start Listed records

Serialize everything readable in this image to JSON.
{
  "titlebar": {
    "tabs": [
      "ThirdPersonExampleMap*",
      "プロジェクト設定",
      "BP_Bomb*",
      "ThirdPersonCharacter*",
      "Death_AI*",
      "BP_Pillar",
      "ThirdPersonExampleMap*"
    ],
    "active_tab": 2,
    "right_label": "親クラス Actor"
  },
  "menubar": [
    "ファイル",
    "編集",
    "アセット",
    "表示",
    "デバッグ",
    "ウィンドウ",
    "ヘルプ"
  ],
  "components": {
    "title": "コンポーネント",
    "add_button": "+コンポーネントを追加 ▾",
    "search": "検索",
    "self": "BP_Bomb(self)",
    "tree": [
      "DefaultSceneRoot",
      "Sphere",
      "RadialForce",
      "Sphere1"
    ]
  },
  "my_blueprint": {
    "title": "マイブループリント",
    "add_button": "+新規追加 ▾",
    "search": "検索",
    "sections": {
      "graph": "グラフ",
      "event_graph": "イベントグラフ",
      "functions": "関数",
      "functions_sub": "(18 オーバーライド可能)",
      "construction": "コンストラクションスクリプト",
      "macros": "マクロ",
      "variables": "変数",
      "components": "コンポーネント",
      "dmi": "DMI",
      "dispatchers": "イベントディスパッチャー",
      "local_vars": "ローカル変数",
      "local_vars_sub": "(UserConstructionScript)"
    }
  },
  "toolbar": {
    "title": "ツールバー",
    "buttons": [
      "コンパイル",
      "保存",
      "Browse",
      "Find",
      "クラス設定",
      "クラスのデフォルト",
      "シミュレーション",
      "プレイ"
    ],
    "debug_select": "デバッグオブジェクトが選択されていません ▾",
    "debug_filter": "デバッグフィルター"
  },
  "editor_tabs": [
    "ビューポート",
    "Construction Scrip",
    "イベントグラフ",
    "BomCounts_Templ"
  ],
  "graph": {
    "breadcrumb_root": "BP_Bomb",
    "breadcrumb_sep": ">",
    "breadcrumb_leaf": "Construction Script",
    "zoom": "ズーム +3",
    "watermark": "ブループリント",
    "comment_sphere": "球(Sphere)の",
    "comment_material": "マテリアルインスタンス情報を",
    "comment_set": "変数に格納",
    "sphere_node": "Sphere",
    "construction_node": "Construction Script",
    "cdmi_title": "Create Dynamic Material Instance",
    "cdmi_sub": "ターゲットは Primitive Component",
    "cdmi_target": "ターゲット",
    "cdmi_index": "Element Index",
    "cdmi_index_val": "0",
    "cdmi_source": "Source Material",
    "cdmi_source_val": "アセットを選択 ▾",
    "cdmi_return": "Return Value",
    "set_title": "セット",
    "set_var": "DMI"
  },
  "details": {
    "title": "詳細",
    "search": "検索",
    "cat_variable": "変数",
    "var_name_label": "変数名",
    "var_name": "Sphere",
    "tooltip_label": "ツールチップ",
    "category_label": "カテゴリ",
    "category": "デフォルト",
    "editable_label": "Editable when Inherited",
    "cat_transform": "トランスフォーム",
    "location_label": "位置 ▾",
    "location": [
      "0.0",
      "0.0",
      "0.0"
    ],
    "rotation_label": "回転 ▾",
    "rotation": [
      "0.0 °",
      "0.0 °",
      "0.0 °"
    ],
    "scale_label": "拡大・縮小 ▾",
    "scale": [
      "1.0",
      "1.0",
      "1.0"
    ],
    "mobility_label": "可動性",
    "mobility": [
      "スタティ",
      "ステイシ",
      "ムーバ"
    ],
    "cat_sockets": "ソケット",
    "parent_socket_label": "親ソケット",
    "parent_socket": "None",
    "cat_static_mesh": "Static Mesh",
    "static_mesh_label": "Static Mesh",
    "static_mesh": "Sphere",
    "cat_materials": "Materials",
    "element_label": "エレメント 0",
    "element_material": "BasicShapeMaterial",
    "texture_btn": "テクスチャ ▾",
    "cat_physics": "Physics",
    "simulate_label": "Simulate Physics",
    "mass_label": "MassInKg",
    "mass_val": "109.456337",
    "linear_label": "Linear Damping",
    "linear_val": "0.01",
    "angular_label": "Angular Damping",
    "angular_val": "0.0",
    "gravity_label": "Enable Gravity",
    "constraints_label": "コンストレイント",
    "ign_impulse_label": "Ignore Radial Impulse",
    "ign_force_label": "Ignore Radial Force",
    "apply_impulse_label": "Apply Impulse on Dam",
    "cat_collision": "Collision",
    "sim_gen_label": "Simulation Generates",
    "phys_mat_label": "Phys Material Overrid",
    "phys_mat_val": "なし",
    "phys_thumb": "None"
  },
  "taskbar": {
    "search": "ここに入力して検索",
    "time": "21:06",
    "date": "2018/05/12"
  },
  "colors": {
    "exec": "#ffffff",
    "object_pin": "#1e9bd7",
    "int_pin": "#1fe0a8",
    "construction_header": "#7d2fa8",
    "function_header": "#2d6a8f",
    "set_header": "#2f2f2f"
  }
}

end Listed records
start Listed records

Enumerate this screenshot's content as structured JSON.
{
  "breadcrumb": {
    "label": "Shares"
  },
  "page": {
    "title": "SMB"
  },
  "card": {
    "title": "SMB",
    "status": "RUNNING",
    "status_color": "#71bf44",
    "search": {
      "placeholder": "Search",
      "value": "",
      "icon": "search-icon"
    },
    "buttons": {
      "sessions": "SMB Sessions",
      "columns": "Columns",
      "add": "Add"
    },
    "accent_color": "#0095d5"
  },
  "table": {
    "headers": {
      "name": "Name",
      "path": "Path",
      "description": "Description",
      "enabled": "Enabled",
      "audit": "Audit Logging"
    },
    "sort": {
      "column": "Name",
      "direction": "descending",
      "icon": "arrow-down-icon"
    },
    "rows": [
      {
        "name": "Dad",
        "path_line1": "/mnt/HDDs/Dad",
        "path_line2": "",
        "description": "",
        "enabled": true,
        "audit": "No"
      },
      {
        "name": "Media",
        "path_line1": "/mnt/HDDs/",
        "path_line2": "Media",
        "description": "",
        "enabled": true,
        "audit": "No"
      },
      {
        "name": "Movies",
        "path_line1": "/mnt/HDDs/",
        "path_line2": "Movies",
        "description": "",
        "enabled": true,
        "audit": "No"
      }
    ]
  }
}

end Listed records
start Listed records

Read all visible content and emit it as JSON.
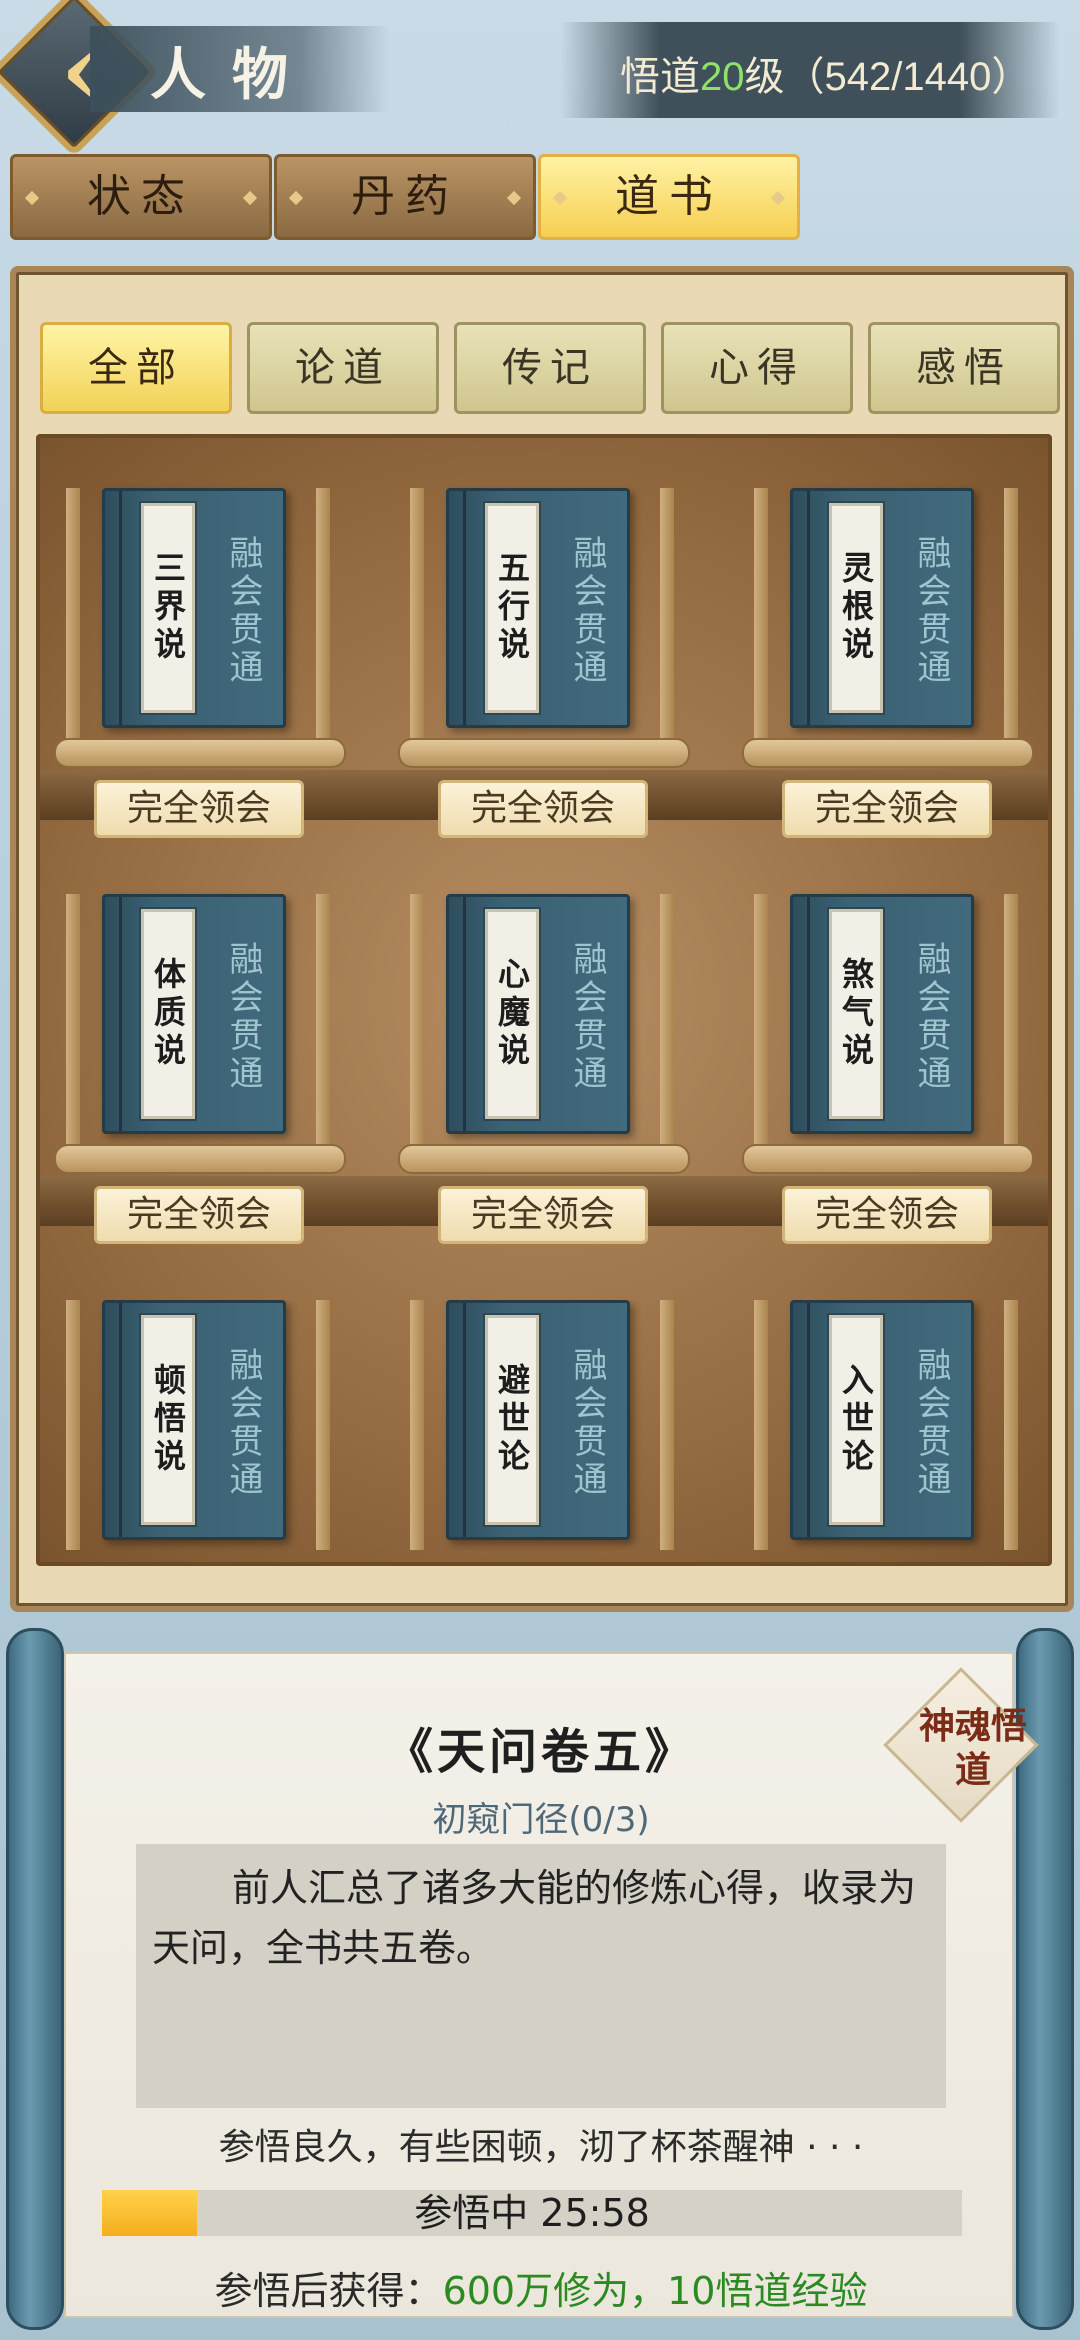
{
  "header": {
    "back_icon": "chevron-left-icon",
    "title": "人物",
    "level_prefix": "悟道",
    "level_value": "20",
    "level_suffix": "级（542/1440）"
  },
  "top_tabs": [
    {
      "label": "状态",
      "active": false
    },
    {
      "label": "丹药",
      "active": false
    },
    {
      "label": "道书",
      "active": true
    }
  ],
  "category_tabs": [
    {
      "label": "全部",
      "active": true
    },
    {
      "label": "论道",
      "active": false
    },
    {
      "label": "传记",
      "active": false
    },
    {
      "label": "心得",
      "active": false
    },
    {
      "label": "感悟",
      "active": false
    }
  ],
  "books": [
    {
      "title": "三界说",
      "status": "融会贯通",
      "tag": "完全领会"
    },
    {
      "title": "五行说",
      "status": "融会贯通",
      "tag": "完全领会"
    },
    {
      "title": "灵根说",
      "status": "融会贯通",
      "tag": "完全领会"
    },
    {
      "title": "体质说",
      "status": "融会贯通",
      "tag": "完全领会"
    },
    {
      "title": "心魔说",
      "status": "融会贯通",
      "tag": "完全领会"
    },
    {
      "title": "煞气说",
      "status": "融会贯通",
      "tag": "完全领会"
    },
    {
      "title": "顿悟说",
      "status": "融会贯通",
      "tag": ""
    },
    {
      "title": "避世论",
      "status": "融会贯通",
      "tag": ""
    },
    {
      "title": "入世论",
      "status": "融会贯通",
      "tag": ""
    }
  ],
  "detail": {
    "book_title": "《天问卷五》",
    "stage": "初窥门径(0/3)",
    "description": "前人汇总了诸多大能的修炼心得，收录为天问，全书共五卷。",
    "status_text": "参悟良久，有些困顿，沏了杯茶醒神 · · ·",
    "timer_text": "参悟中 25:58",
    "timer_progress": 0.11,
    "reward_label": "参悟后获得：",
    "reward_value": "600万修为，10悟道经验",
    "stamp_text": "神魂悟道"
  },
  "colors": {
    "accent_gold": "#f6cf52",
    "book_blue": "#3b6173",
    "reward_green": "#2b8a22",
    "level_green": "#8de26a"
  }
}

end Listed records

Task prompt: Copy every line of the material in which the word "JSON" occurs.

Result for this task:
Serialize everything readable in this image to JSON.
Enumerate this screenshot's content as structured JSON.
Read all visible content and emit it as JSON.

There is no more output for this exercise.